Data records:
::::

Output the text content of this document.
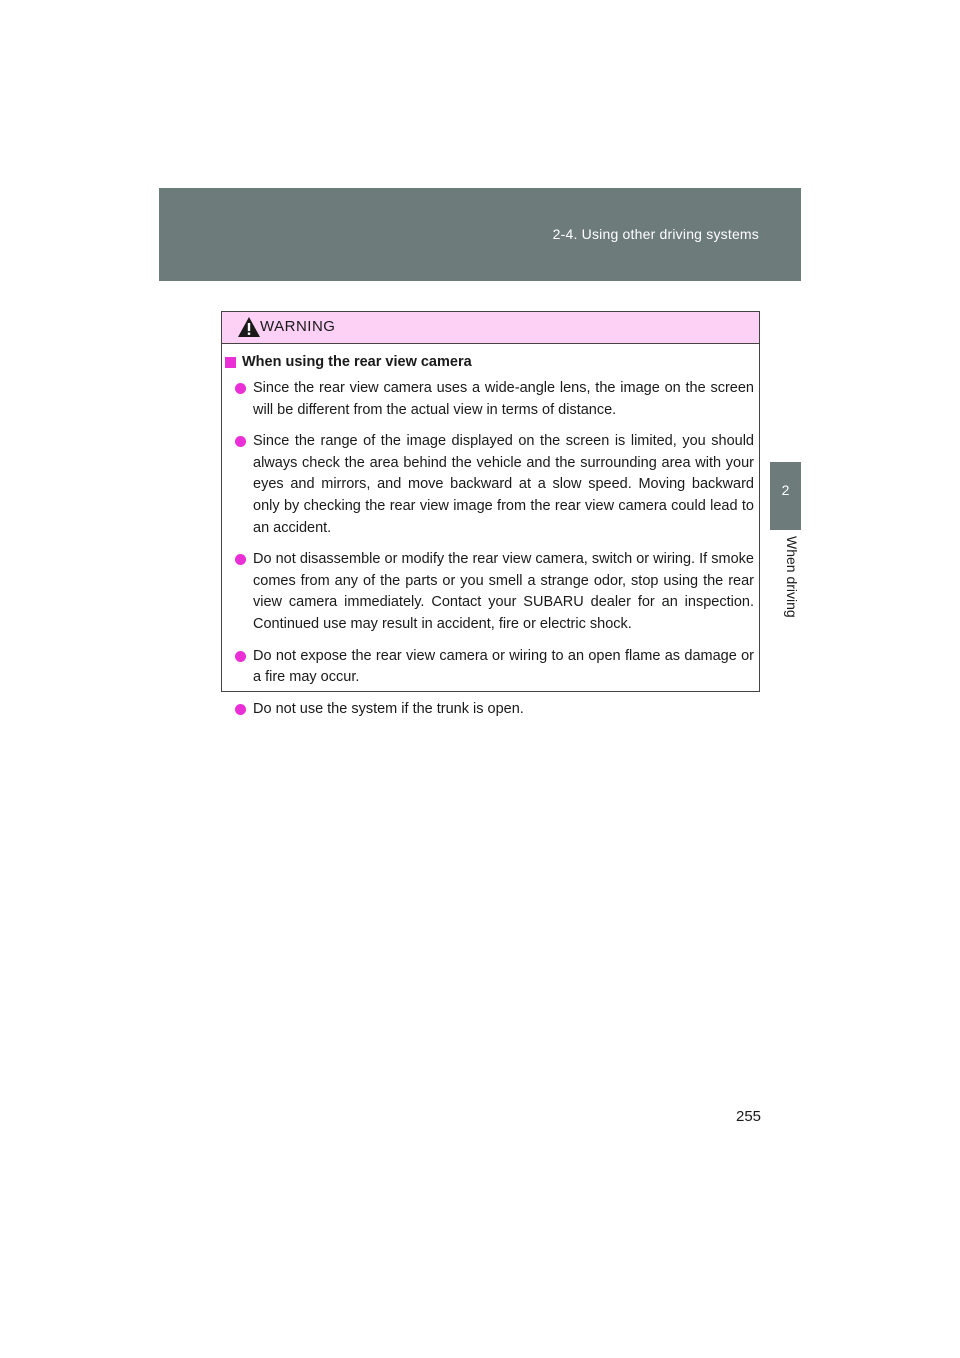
2-4. Using other driving systems
2
When driving
WARNING
When using the rear view camera
Since the rear view camera uses a wide-angle lens, the image on the screen will be different from the actual view in terms of distance.
Since the range of the image displayed on the screen is limited, you should always check the area behind the vehicle and the surrounding area with your eyes and mirrors, and move backward at a slow speed. Moving backward only by checking the rear view image from the rear view camera could lead to an accident.
Do not disassemble or modify the rear view camera, switch or wiring. If smoke comes from any of the parts or you smell a strange odor, stop using the rear view camera immediately. Contact your SUBARU dealer for an inspection. Continued use may result in accident, fire or electric shock.
Do not expose the rear view camera or wiring to an open flame as damage or a fire may occur.
Do not use the system if the trunk is open.
255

::::

__What to produce__
Leave out every picture and copy the rest of the records exactly.

__Full output__
Output the text content of this document.
2-4. Using other driving systems
2
When driving
WARNING
When using the rear view camera
Since the rear view camera uses a wide-angle lens, the image on the screen will be different from the actual view in terms of distance.
Since the range of the image displayed on the screen is limited, you should always check the area behind the vehicle and the surrounding area with your eyes and mirrors, and move backward at a slow speed. Moving backward only by checking the rear view image from the rear view camera could lead to an accident.
Do not disassemble or modify the rear view camera, switch or wiring. If smoke comes from any of the parts or you smell a strange odor, stop using the rear view camera immediately. Contact your SUBARU dealer for an inspection. Continued use may result in accident, fire or electric shock.
Do not expose the rear view camera or wiring to an open flame as damage or a fire may occur.
Do not use the system if the trunk is open.
255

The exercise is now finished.